Task requirements =>
Take from the listing each line that has the string "Total".

Dataset content =>
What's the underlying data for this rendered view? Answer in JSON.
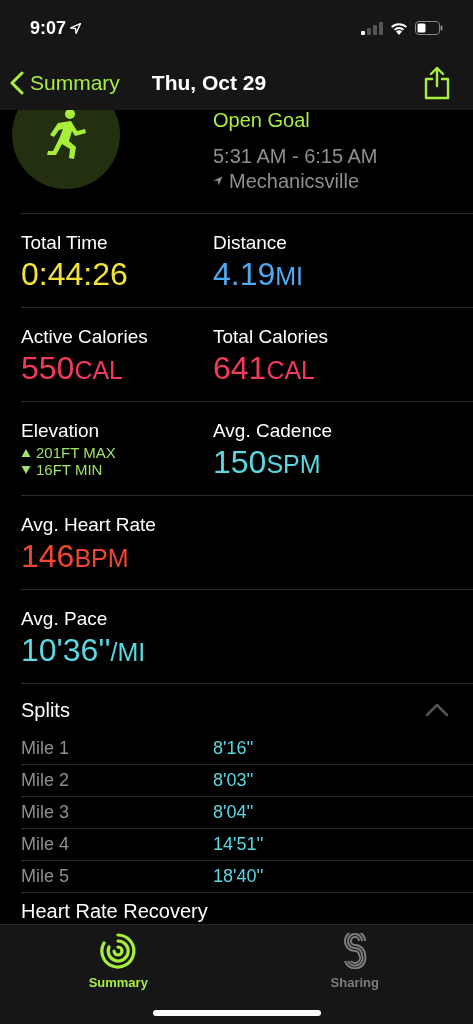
{
  "status_bar": {
    "time": "9:07"
  },
  "nav": {
    "back": "Summary",
    "title": "Thu, Oct 29"
  },
  "workout": {
    "goal": "Open Goal",
    "time_range": "5:31 AM - 6:15 AM",
    "location": "Mechanicsville"
  },
  "metric_rows": [
    {
      "metrics": [
        {
          "kind": "value",
          "label": "Total Time",
          "value": "0:44:26",
          "color": "#f2e33c"
        },
        {
          "kind": "value",
          "label": "Distance",
          "value": "4.19",
          "unit": "MI",
          "color": "#4fa9f2"
        }
      ]
    },
    {
      "metrics": [
        {
          "kind": "value",
          "label": "Active Calories",
          "value": "550",
          "unit": "CAL",
          "color": "#f23a5c"
        },
        {
          "kind": "value",
          "label": "Total Calories",
          "value": "641",
          "unit": "CAL",
          "color": "#f23a5c"
        }
      ]
    },
    {
      "metrics": [
        {
          "kind": "elevation",
          "label": "Elevation",
          "max": "201FT MAX",
          "min": "16FT MIN",
          "color": "#9ee36a"
        },
        {
          "kind": "value",
          "label": "Avg. Cadence",
          "value": "150",
          "unit": "SPM",
          "color": "#5ad8e2"
        }
      ]
    },
    {
      "metrics": [
        {
          "kind": "value",
          "label": "Avg. Heart Rate",
          "value": "146",
          "unit": "BPM",
          "color": "#f2472e"
        }
      ]
    },
    {
      "metrics": [
        {
          "kind": "value",
          "label": "Avg. Pace",
          "value": "10'36''",
          "unit": "/MI",
          "color": "#5ad8e2"
        }
      ]
    }
  ],
  "splits": {
    "title": "Splits",
    "expanded": true,
    "rows": [
      {
        "label": "Mile 1",
        "time": "8'16''"
      },
      {
        "label": "Mile 2",
        "time": "8'03''"
      },
      {
        "label": "Mile 3",
        "time": "8'04''"
      },
      {
        "label": "Mile 4",
        "time": "14'51''"
      },
      {
        "label": "Mile 5",
        "time": "18'40''"
      }
    ]
  },
  "next_section": {
    "title": "Heart Rate Recovery"
  },
  "tabs": [
    {
      "kind": "activity",
      "label": "Summary",
      "selected": true
    },
    {
      "kind": "sharing",
      "label": "Sharing",
      "selected": false
    }
  ]
}
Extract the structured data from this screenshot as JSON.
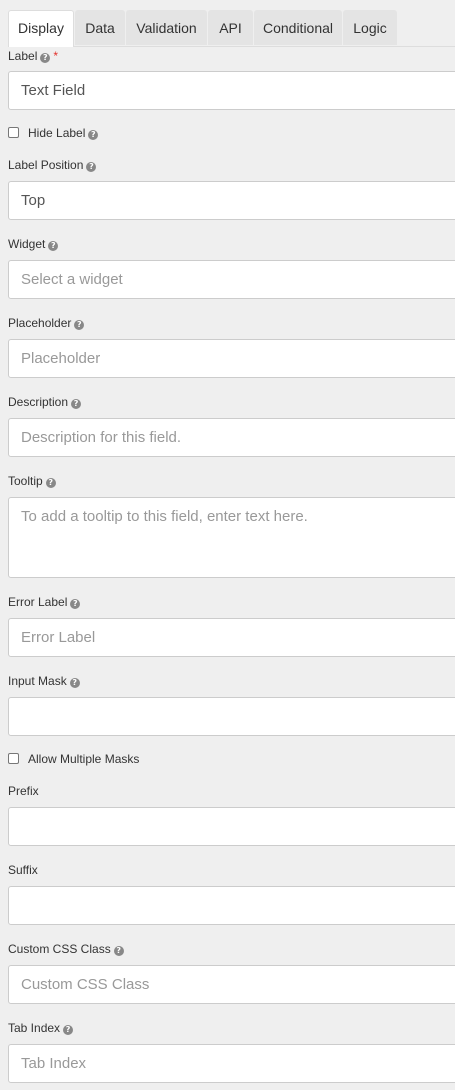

Task solution =>
          "label": "Total Time",
          "label": "Total Calories",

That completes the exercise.